DIRECTIONS ::
Output each entry exactly; skip nothing.

----- SUPPLIED RECORDS

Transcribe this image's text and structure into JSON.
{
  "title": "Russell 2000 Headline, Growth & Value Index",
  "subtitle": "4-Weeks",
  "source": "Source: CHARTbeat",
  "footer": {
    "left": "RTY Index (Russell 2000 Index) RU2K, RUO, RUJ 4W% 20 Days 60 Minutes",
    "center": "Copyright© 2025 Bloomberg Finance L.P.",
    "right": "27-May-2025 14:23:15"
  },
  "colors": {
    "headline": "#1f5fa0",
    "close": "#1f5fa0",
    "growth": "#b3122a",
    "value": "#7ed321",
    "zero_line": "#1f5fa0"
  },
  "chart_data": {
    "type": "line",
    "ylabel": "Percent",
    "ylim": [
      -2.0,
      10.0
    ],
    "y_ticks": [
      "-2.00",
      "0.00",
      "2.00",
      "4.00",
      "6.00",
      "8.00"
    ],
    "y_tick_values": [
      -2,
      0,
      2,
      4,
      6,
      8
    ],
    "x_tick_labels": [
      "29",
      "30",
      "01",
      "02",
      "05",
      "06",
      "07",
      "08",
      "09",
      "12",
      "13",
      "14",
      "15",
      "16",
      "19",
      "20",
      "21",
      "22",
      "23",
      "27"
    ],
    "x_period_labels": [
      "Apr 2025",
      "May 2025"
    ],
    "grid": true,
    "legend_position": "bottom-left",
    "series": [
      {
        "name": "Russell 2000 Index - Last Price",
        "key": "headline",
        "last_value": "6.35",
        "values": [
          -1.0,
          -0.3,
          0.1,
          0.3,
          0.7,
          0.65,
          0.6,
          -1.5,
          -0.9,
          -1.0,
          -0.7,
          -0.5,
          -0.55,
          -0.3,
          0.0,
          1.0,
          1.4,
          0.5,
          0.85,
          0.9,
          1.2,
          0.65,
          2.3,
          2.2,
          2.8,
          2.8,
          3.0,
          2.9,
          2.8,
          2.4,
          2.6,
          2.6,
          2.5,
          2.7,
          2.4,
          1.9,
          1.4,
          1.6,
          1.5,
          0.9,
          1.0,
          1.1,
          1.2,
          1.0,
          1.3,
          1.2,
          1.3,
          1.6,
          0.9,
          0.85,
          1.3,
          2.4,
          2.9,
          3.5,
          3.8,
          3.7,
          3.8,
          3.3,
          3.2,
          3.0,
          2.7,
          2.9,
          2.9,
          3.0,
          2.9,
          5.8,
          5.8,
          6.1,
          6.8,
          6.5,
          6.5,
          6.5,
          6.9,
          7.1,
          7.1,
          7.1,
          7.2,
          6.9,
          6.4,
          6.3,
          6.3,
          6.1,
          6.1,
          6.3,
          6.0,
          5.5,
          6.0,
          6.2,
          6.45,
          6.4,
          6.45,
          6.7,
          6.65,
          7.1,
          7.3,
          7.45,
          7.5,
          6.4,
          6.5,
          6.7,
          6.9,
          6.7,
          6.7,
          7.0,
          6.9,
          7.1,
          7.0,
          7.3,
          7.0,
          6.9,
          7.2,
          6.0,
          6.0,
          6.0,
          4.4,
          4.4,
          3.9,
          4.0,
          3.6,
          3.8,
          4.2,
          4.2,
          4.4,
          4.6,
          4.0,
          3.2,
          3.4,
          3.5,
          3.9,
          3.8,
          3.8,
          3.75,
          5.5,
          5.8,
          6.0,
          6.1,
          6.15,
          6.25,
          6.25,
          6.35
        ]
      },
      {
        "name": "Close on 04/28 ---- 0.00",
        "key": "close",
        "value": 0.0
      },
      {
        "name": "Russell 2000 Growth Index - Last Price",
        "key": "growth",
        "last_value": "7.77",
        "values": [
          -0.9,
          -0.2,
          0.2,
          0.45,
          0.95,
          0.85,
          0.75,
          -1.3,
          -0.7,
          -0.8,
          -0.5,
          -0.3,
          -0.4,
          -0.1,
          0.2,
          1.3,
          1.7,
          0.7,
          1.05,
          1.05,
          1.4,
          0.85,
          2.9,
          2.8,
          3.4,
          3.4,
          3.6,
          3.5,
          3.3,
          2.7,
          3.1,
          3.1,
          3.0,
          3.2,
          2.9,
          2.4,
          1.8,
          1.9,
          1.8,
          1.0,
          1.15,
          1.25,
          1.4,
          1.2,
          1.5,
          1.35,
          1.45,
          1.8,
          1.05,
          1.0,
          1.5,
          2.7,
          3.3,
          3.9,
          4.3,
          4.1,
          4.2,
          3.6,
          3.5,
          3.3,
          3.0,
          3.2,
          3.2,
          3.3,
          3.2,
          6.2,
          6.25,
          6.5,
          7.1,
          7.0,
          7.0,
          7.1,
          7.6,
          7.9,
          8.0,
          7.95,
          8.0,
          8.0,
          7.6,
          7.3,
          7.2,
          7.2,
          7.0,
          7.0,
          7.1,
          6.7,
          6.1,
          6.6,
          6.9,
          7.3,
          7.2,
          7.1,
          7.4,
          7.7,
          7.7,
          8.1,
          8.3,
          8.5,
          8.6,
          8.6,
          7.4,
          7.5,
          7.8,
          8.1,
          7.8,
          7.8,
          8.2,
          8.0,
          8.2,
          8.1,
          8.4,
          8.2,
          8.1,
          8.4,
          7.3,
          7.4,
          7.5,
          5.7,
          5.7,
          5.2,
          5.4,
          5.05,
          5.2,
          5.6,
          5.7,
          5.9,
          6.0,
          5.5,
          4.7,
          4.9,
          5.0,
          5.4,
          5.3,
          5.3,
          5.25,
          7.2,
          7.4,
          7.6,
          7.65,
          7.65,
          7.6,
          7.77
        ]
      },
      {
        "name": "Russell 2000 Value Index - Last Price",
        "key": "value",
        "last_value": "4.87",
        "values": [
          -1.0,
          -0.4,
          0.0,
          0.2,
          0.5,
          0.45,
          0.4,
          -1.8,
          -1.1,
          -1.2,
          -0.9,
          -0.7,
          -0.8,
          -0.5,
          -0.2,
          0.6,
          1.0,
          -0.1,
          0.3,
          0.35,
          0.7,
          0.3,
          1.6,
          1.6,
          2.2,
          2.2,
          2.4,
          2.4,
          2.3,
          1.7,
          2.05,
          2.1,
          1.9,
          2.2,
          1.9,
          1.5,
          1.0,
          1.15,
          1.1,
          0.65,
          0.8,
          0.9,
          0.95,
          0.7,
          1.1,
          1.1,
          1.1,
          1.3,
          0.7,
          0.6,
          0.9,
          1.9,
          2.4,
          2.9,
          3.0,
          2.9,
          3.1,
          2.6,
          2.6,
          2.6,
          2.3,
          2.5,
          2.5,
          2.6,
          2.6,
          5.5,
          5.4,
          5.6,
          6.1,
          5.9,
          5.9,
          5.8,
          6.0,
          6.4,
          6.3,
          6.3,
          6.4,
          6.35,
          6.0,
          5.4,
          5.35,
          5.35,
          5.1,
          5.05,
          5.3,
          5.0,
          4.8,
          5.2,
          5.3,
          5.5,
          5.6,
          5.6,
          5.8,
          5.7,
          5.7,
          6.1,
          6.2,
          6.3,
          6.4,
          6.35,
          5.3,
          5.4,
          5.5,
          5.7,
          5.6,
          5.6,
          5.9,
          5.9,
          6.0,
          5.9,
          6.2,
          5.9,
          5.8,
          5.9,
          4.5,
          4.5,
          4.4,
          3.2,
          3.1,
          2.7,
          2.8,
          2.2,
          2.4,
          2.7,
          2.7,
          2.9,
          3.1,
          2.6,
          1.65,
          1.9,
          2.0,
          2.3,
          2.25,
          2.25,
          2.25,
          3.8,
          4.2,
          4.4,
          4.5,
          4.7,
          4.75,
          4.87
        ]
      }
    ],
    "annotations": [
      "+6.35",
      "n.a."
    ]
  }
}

----------

CORRECT ANSWER ::
Transcribe this image's text and structure into JSON.
{
  "title": "Russell 2000 Headline, Growth & Value Index",
  "subtitle": "4-Weeks",
  "source": "Source: CHARTbeat",
  "footer": {
    "left": "RTY Index (Russell 2000 Index) RU2K, RUO, RUJ 4W% 20 Days 60 Minutes",
    "center": "Copyright© 2025 Bloomberg Finance L.P.",
    "right": "27-May-2025 14:23:15"
  },
  "colors": {
    "headline": "#1f5fa0",
    "close": "#1f5fa0",
    "growth": "#b3122a",
    "value": "#7ed321",
    "zero_line": "#1f5fa0"
  },
  "chart_data": {
    "type": "line",
    "ylabel": "Percent",
    "ylim": [
      -2.0,
      10.0
    ],
    "y_ticks": [
      "-2.00",
      "0.00",
      "2.00",
      "4.00",
      "6.00",
      "8.00"
    ],
    "y_tick_values": [
      -2,
      0,
      2,
      4,
      6,
      8
    ],
    "x_tick_labels": [
      "29",
      "30",
      "01",
      "02",
      "05",
      "06",
      "07",
      "08",
      "09",
      "12",
      "13",
      "14",
      "15",
      "16",
      "19",
      "20",
      "21",
      "22",
      "23",
      "27"
    ],
    "x_period_labels": [
      "Apr 2025",
      "May 2025"
    ],
    "grid": true,
    "legend_position": "bottom-left",
    "series": [
      {
        "name": "Russell 2000 Index - Last Price",
        "key": "headline",
        "last_value": "6.35",
        "values": [
          -1.0,
          -0.3,
          0.1,
          0.3,
          0.7,
          0.65,
          0.6,
          -1.5,
          -0.9,
          -1.0,
          -0.7,
          -0.5,
          -0.55,
          -0.3,
          0.0,
          1.0,
          1.4,
          0.5,
          0.85,
          0.9,
          1.2,
          0.65,
          2.3,
          2.2,
          2.8,
          2.8,
          3.0,
          2.9,
          2.8,
          2.4,
          2.6,
          2.6,
          2.5,
          2.7,
          2.4,
          1.9,
          1.4,
          1.6,
          1.5,
          0.9,
          1.0,
          1.1,
          1.2,
          1.0,
          1.3,
          1.2,
          1.3,
          1.6,
          0.9,
          0.85,
          1.3,
          2.4,
          2.9,
          3.5,
          3.8,
          3.7,
          3.8,
          3.3,
          3.2,
          3.0,
          2.7,
          2.9,
          2.9,
          3.0,
          2.9,
          5.8,
          5.8,
          6.1,
          6.8,
          6.5,
          6.5,
          6.5,
          6.9,
          7.1,
          7.1,
          7.1,
          7.2,
          6.9,
          6.4,
          6.3,
          6.3,
          6.1,
          6.1,
          6.3,
          6.0,
          5.5,
          6.0,
          6.2,
          6.45,
          6.4,
          6.45,
          6.7,
          6.65,
          7.1,
          7.3,
          7.45,
          7.5,
          6.4,
          6.5,
          6.7,
          6.9,
          6.7,
          6.7,
          7.0,
          6.9,
          7.1,
          7.0,
          7.3,
          7.0,
          6.9,
          7.2,
          6.0,
          6.0,
          6.0,
          4.4,
          4.4,
          3.9,
          4.0,
          3.6,
          3.8,
          4.2,
          4.2,
          4.4,
          4.6,
          4.0,
          3.2,
          3.4,
          3.5,
          3.9,
          3.8,
          3.8,
          3.75,
          5.5,
          5.8,
          6.0,
          6.1,
          6.15,
          6.25,
          6.25,
          6.35
        ]
      },
      {
        "name": "Close on 04/28 ---- 0.00",
        "key": "close",
        "value": 0.0
      },
      {
        "name": "Russell 2000 Growth Index - Last Price",
        "key": "growth",
        "last_value": "7.77",
        "values": [
          -0.9,
          -0.2,
          0.2,
          0.45,
          0.95,
          0.85,
          0.75,
          -1.3,
          -0.7,
          -0.8,
          -0.5,
          -0.3,
          -0.4,
          -0.1,
          0.2,
          1.3,
          1.7,
          0.7,
          1.05,
          1.05,
          1.4,
          0.85,
          2.9,
          2.8,
          3.4,
          3.4,
          3.6,
          3.5,
          3.3,
          2.7,
          3.1,
          3.1,
          3.0,
          3.2,
          2.9,
          2.4,
          1.8,
          1.9,
          1.8,
          1.0,
          1.15,
          1.25,
          1.4,
          1.2,
          1.5,
          1.35,
          1.45,
          1.8,
          1.05,
          1.0,
          1.5,
          2.7,
          3.3,
          3.9,
          4.3,
          4.1,
          4.2,
          3.6,
          3.5,
          3.3,
          3.0,
          3.2,
          3.2,
          3.3,
          3.2,
          6.2,
          6.25,
          6.5,
          7.1,
          7.0,
          7.0,
          7.1,
          7.6,
          7.9,
          8.0,
          7.95,
          8.0,
          8.0,
          7.6,
          7.3,
          7.2,
          7.2,
          7.0,
          7.0,
          7.1,
          6.7,
          6.1,
          6.6,
          6.9,
          7.3,
          7.2,
          7.1,
          7.4,
          7.7,
          7.7,
          8.1,
          8.3,
          8.5,
          8.6,
          8.6,
          7.4,
          7.5,
          7.8,
          8.1,
          7.8,
          7.8,
          8.2,
          8.0,
          8.2,
          8.1,
          8.4,
          8.2,
          8.1,
          8.4,
          7.3,
          7.4,
          7.5,
          5.7,
          5.7,
          5.2,
          5.4,
          5.05,
          5.2,
          5.6,
          5.7,
          5.9,
          6.0,
          5.5,
          4.7,
          4.9,
          5.0,
          5.4,
          5.3,
          5.3,
          5.25,
          7.2,
          7.4,
          7.6,
          7.65,
          7.65,
          7.6,
          7.77
        ]
      },
      {
        "name": "Russell 2000 Value Index - Last Price",
        "key": "value",
        "last_value": "4.87",
        "values": [
          -1.0,
          -0.4,
          0.0,
          0.2,
          0.5,
          0.45,
          0.4,
          -1.8,
          -1.1,
          -1.2,
          -0.9,
          -0.7,
          -0.8,
          -0.5,
          -0.2,
          0.6,
          1.0,
          -0.1,
          0.3,
          0.35,
          0.7,
          0.3,
          1.6,
          1.6,
          2.2,
          2.2,
          2.4,
          2.4,
          2.3,
          1.7,
          2.05,
          2.1,
          1.9,
          2.2,
          1.9,
          1.5,
          1.0,
          1.15,
          1.1,
          0.65,
          0.8,
          0.9,
          0.95,
          0.7,
          1.1,
          1.1,
          1.1,
          1.3,
          0.7,
          0.6,
          0.9,
          1.9,
          2.4,
          2.9,
          3.0,
          2.9,
          3.1,
          2.6,
          2.6,
          2.6,
          2.3,
          2.5,
          2.5,
          2.6,
          2.6,
          5.5,
          5.4,
          5.6,
          6.1,
          5.9,
          5.9,
          5.8,
          6.0,
          6.4,
          6.3,
          6.3,
          6.4,
          6.35,
          6.0,
          5.4,
          5.35,
          5.35,
          5.1,
          5.05,
          5.3,
          5.0,
          4.8,
          5.2,
          5.3,
          5.5,
          5.6,
          5.6,
          5.8,
          5.7,
          5.7,
          6.1,
          6.2,
          6.3,
          6.4,
          6.35,
          5.3,
          5.4,
          5.5,
          5.7,
          5.6,
          5.6,
          5.9,
          5.9,
          6.0,
          5.9,
          6.2,
          5.9,
          5.8,
          5.9,
          4.5,
          4.5,
          4.4,
          3.2,
          3.1,
          2.7,
          2.8,
          2.2,
          2.4,
          2.7,
          2.7,
          2.9,
          3.1,
          2.6,
          1.65,
          1.9,
          2.0,
          2.3,
          2.25,
          2.25,
          2.25,
          3.8,
          4.2,
          4.4,
          4.5,
          4.7,
          4.75,
          4.87
        ]
      }
    ],
    "annotations": [
      "+6.35",
      "n.a."
    ]
  }
}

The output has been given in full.